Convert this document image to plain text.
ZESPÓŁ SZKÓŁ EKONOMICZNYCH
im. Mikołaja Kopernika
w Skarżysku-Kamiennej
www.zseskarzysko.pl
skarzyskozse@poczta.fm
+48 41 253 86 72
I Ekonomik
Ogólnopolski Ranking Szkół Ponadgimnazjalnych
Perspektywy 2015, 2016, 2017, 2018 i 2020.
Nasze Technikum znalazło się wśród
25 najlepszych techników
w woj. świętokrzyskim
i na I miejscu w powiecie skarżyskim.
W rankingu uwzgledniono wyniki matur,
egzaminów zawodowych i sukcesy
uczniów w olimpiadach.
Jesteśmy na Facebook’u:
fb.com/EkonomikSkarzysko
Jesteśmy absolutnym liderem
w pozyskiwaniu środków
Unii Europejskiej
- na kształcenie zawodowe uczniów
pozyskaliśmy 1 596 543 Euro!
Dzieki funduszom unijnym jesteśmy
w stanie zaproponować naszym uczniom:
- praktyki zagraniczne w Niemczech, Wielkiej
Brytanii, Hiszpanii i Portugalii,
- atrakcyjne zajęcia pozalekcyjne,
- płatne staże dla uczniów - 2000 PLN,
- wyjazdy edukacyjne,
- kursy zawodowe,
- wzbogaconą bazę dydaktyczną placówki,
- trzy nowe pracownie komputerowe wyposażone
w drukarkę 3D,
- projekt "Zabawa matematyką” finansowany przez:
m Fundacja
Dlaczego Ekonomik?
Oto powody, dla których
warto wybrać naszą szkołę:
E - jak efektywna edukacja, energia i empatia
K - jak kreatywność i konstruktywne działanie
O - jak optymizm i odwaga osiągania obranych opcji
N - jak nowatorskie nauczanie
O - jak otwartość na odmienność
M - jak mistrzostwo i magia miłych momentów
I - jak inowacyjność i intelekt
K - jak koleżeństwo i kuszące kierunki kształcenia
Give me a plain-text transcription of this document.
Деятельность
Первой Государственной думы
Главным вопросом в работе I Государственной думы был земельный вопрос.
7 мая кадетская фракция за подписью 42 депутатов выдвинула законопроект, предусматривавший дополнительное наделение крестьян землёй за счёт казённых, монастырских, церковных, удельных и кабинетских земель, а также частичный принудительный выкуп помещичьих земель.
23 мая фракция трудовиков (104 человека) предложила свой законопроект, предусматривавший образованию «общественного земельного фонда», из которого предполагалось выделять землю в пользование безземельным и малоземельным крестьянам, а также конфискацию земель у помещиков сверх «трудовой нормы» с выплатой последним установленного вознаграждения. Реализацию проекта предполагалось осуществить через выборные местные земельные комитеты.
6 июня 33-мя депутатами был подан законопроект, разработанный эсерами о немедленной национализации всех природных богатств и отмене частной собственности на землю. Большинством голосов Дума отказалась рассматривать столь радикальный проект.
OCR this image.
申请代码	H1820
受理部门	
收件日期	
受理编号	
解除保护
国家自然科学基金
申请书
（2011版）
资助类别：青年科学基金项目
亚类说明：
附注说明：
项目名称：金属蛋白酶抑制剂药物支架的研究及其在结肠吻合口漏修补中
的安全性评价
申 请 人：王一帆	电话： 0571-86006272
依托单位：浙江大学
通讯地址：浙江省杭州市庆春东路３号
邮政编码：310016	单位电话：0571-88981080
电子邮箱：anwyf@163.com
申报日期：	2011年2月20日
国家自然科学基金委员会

-*-

* [TASK OBJECTIVE]:
Determine how many lines contain the word "this" and reply with that number alone.

* [ANSWER TO THE EXERCISE]:
3